Exercise details:
A single number is expected: the count of lines in the records below that contain "breme".

Entries shown:
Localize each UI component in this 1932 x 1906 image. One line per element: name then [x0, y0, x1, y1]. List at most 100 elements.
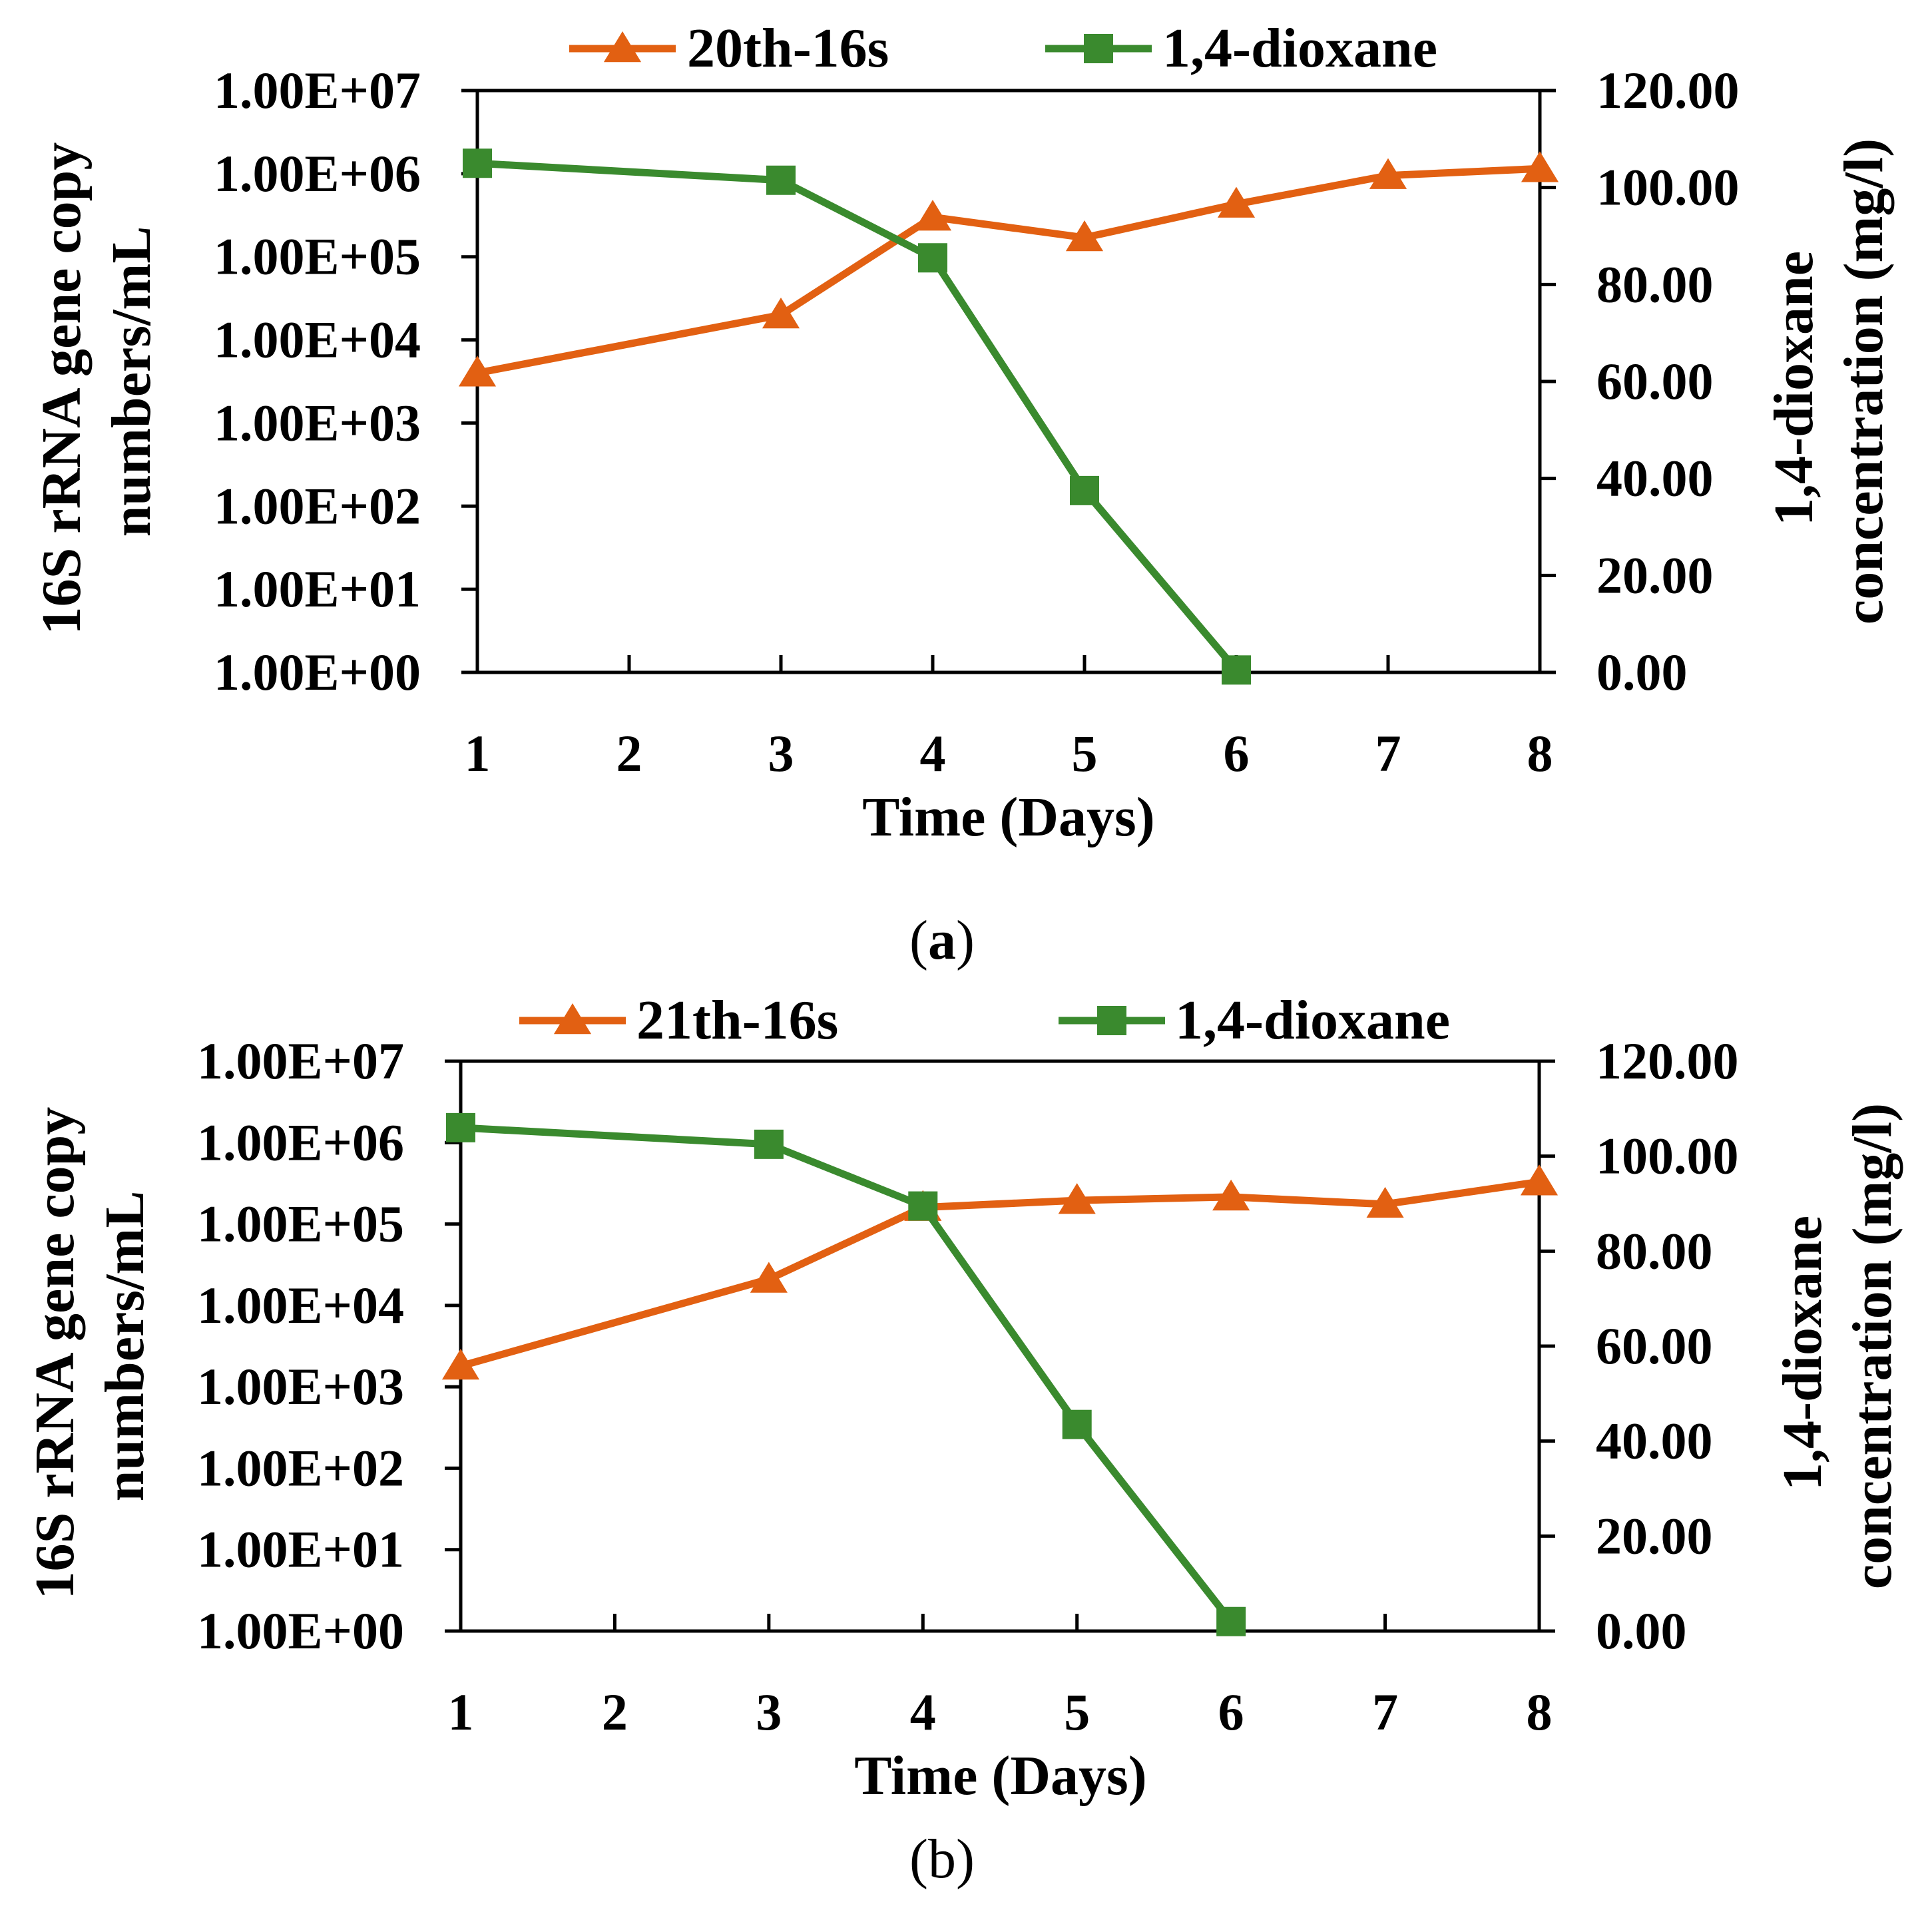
- y-left-tick-label: 1.00E+06: [197, 1113, 404, 1171]
- y-right-tick-label: 20.00: [1596, 1507, 1713, 1564]
- x-tick-label: 8: [1527, 724, 1553, 782]
- y-left-title-line-2: numbers/mL: [94, 1191, 156, 1502]
- y-right-tick-label: 120.00: [1596, 61, 1740, 119]
- y-right-tick-label: 100.00: [1596, 158, 1740, 216]
- square-marker: [446, 1112, 475, 1142]
- triangle-marker: [913, 200, 952, 231]
- x-tick-label: 5: [1072, 724, 1098, 782]
- x-axis-title: Time (Days): [854, 1745, 1146, 1807]
- square-marker: [1216, 1606, 1246, 1636]
- plot-series: [458, 148, 1559, 685]
- x-tick-label: 2: [602, 1683, 628, 1741]
- triangle-marker: [1058, 1183, 1096, 1214]
- y-right-tick-label: 60.00: [1596, 1317, 1713, 1375]
- y-right-tick-label: 0.00: [1596, 643, 1688, 701]
- y-right-tick-label: 0.00: [1596, 1602, 1687, 1660]
- y-left-tick-label: 1.00E+05: [197, 1195, 404, 1253]
- y-left-tick-label: 1.00E+01: [214, 560, 421, 618]
- y-left-title-line-1: 16S rRNA gene copy: [31, 142, 93, 635]
- x-tick-label: 7: [1375, 724, 1401, 782]
- triangle-marker: [1217, 186, 1256, 218]
- x-tick-label: 4: [920, 724, 946, 782]
- y-right-title-line-2: concentration (mg/l): [1841, 1103, 1903, 1589]
- y-left-tick-label: 1.00E+02: [214, 477, 421, 535]
- x-tick-label: 8: [1527, 1683, 1553, 1741]
- y-left-tick-label: 1.00E+01: [197, 1521, 404, 1578]
- y-left-tick-label: 1.00E+03: [214, 393, 421, 451]
- axis-ticks: 1 2 3 4 5 6 7 8 1.00E+00 1.00E+01 1.00E+02 1.00E+03…: [197, 1032, 1738, 1741]
- legend-item-series-2: 1,4-dioxane: [1045, 17, 1437, 79]
- legend-label-series-1: 20th-16s: [687, 17, 889, 79]
- y-right-tick-label: 60.00: [1596, 352, 1714, 410]
- x-tick-label: 1: [448, 1683, 474, 1741]
- x-axis-title: Time (Days): [862, 786, 1154, 848]
- y-left-tick-label: 1.00E+07: [214, 61, 421, 119]
- x-tick-label: 2: [616, 724, 642, 782]
- triangle-marker: [1065, 220, 1104, 252]
- y-left-tick-label: 1.00E+07: [197, 1032, 404, 1090]
- x-tick-label: 1: [465, 724, 491, 782]
- y-right-tick-label: 80.00: [1596, 255, 1714, 313]
- y-left-tick-label: 1.00E+00: [197, 1602, 404, 1660]
- y-right-tick-label: 100.00: [1596, 1127, 1739, 1185]
- legend-label-series-2: 1,4-dioxane: [1162, 17, 1437, 79]
- legend-item-series-1: 21th-16s: [519, 989, 838, 1051]
- square-marker: [754, 1129, 784, 1159]
- x-tick-label: 7: [1372, 1683, 1398, 1741]
- legend: 21th-16s 1,4-dioxane: [519, 989, 1450, 1051]
- triangle-marker: [1366, 1186, 1404, 1218]
- square-marker: [1222, 655, 1251, 685]
- y-left-tick-label: 1.00E+03: [197, 1357, 404, 1415]
- plot-area-frame: [459, 1059, 1541, 1633]
- legend-label-series-1: 21th-16s: [636, 989, 838, 1051]
- triangle-marker: [750, 1262, 788, 1293]
- y-left-tick-label: 1.00E+00: [214, 643, 421, 701]
- chart-panel-a: 20th-16s 1,4-dioxane 1 2 3 4 5 6 7 8 1.00E+00 1.0…: [31, 17, 1895, 971]
- x-tick-label: 3: [756, 1683, 782, 1741]
- y-left-tick-label: 1.00E+02: [197, 1439, 404, 1497]
- square-marker: [766, 165, 796, 195]
- panel-label: (b): [909, 1828, 975, 1890]
- y-left-tick-label: 1.00E+06: [214, 144, 421, 202]
- y-left-title-line-1: 16S rRNA gene copy: [24, 1107, 86, 1600]
- plot-series: [441, 1112, 1559, 1636]
- y-left-tick-label: 1.00E+05: [214, 228, 421, 286]
- triangle-marker: [1520, 1164, 1559, 1196]
- legend-square-marker: [1097, 1006, 1126, 1035]
- legend: 20th-16s 1,4-dioxane: [569, 17, 1437, 79]
- square-marker: [463, 148, 492, 178]
- y-right-title-line-2: concentration (mg/l): [1833, 138, 1895, 624]
- y-left-tick-label: 1.00E+04: [197, 1276, 404, 1334]
- triangle-marker: [1521, 151, 1559, 182]
- x-tick-label: 6: [1218, 1683, 1244, 1741]
- x-tick-label: 4: [910, 1683, 936, 1741]
- y-right-tick-label: 120.00: [1596, 1032, 1739, 1090]
- y-right-title-line-1: 1,4-dioxane: [1772, 1216, 1833, 1491]
- x-tick-label: 6: [1224, 724, 1250, 782]
- legend-triangle-marker: [603, 31, 642, 63]
- triangle-marker: [441, 1348, 480, 1380]
- y-right-tick-label: 40.00: [1596, 1412, 1713, 1470]
- triangle-marker: [762, 297, 800, 329]
- y-right-tick-label: 80.00: [1596, 1222, 1713, 1280]
- y-left-title-line-2: numbers/mL: [101, 226, 162, 537]
- legend-item-series-1: 20th-16s: [569, 17, 889, 79]
- triangle-marker: [458, 356, 497, 387]
- legend-triangle-marker: [553, 1003, 592, 1035]
- x-tick-label: 5: [1064, 1683, 1090, 1741]
- square-marker: [1070, 475, 1099, 505]
- panel-label-letter: b: [928, 1828, 956, 1890]
- chart-panel-b: 21th-16s 1,4-dioxane 1 2 3 4 5 6 7 8 1.00E+00 1.0…: [24, 989, 1903, 1890]
- y-right-tick-label: 40.00: [1596, 449, 1714, 507]
- y-left-axis-title: 16S rRNA gene copy numbers/mL: [24, 1093, 156, 1600]
- series-line-1: [476, 164, 1541, 377]
- y-right-axis-title: 1,4-dioxane concentration (mg/l): [1772, 1103, 1903, 1589]
- series-line-2: [477, 159, 1240, 672]
- triangle-marker: [1369, 158, 1407, 189]
- legend-label-series-2: 1,4-dioxane: [1175, 989, 1450, 1051]
- y-right-tick-label: 20.00: [1596, 546, 1714, 604]
- y-right-axis-title: 1,4-dioxane concentration (mg/l): [1763, 138, 1895, 624]
- x-tick-label: 3: [768, 724, 794, 782]
- y-left-axis-title: 16S rRNA gene copy numbers/mL: [31, 128, 162, 635]
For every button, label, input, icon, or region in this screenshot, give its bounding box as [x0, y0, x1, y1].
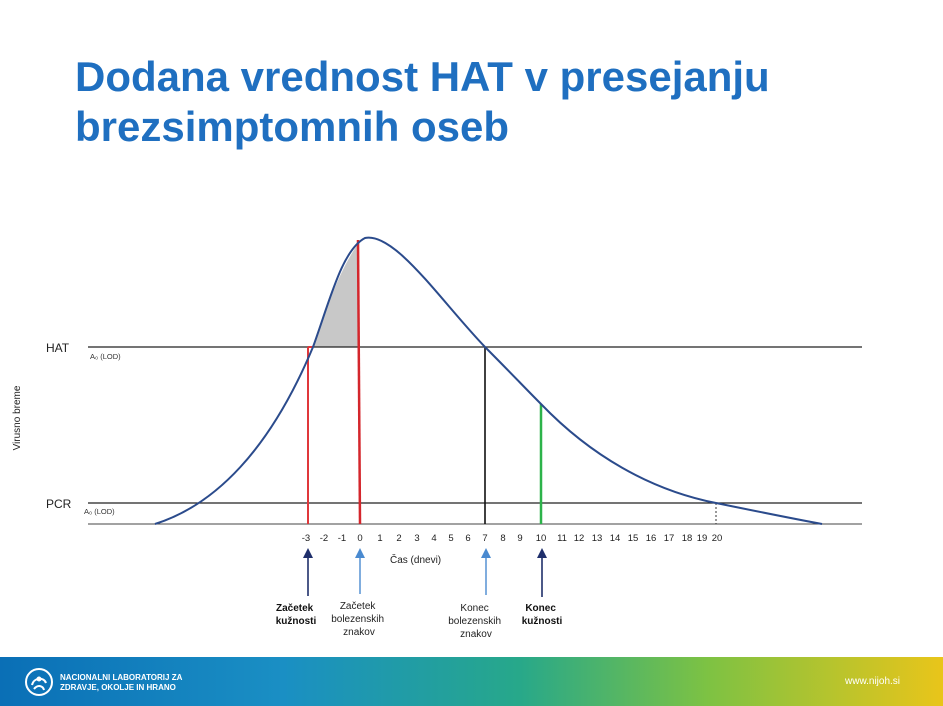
hat-label: HAT	[46, 341, 70, 355]
arrow-end-symptoms	[481, 548, 491, 595]
x-tick-label: -1	[338, 533, 346, 544]
x-tick-label: 5	[448, 533, 453, 544]
caption-end-infectious: Konec kužnosti	[522, 603, 563, 627]
start-symptoms-line	[356, 239, 362, 525]
x-tick-labels: -3 -2 -1 0 1 2 3 4 5 6 7 8 9 10 11 12 13 14 15 16 17 18 19 20	[302, 533, 723, 544]
x-tick-label: 2	[396, 533, 401, 544]
hat-lod-label: A₀ (LOD)	[90, 352, 121, 361]
x-tick-label: 4	[431, 533, 436, 544]
x-tick-label: 7	[482, 533, 487, 544]
pcr-lod-label: A₀ (LOD)	[84, 507, 115, 516]
x-tick-label: -3	[302, 533, 310, 544]
caption-end-symptoms: Konec bolezenskih znakov	[448, 603, 504, 640]
arrow-start-infectious	[303, 548, 313, 596]
slide-title: Dodana vrednost HAT v presejanju brezsim…	[75, 52, 915, 152]
caption-start-infectious: Začetek kužnosti	[276, 603, 317, 627]
x-tick-label: 6	[465, 533, 470, 544]
website-link[interactable]: www.nijoh.si	[845, 676, 901, 687]
arrow-end-infectious	[537, 548, 547, 597]
x-tick-label: 17	[664, 533, 675, 544]
org-line-2: ZDRAVJE, OKOLJE IN HRANO	[60, 683, 176, 692]
x-tick-label: 0	[357, 533, 362, 544]
organization-name: NACIONALNI LABORATORIJ ZA ZDRAVJE, OKOLJ…	[60, 673, 182, 693]
viral-load-curve	[154, 236, 823, 525]
x-axis-label: Čas (dnevi)	[390, 553, 441, 566]
x-tick-label: 8	[500, 533, 505, 544]
footer-bar: NACIONALNI LABORATORIJ ZA ZDRAVJE, OKOLJ…	[0, 657, 943, 706]
x-tick-label: 16	[646, 533, 657, 544]
caption-start-symptoms: Začetek bolezenskih znakov	[331, 601, 387, 638]
x-tick-label: 1	[377, 533, 382, 544]
x-tick-label: 12	[574, 533, 585, 544]
viral-load-diagram: Virusno breme HAT A₀ (LOD) PCR A₀ (LOD) …	[12, 236, 862, 640]
shaded-infectious-presymptomatic-area	[313, 244, 358, 347]
org-line-1: NACIONALNI LABORATORIJ ZA	[60, 673, 183, 682]
x-tick-label: 10	[536, 533, 547, 544]
x-tick-label: 19	[697, 533, 708, 544]
slide-title-line-1: Dodana vrednost HAT v presejanju	[75, 53, 770, 100]
arrow-start-symptoms	[355, 548, 365, 594]
y-axis-label: Virusno breme	[12, 385, 23, 450]
x-tick-label: 3	[414, 533, 419, 544]
x-tick-label: 14	[610, 533, 621, 544]
x-tick-label: -2	[320, 533, 328, 544]
x-tick-label: 18	[682, 533, 693, 544]
x-tick-label: 9	[517, 533, 522, 544]
x-tick-label: 20	[712, 533, 723, 544]
nlzoh-logo-icon	[25, 668, 53, 696]
slide-title-line-2: brezsimptomnih oseb	[75, 103, 510, 150]
pcr-label: PCR	[46, 497, 72, 511]
x-tick-label: 13	[592, 533, 603, 544]
x-tick-label: 11	[557, 533, 567, 544]
x-tick-label: 15	[628, 533, 639, 544]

Solution to this problem:
2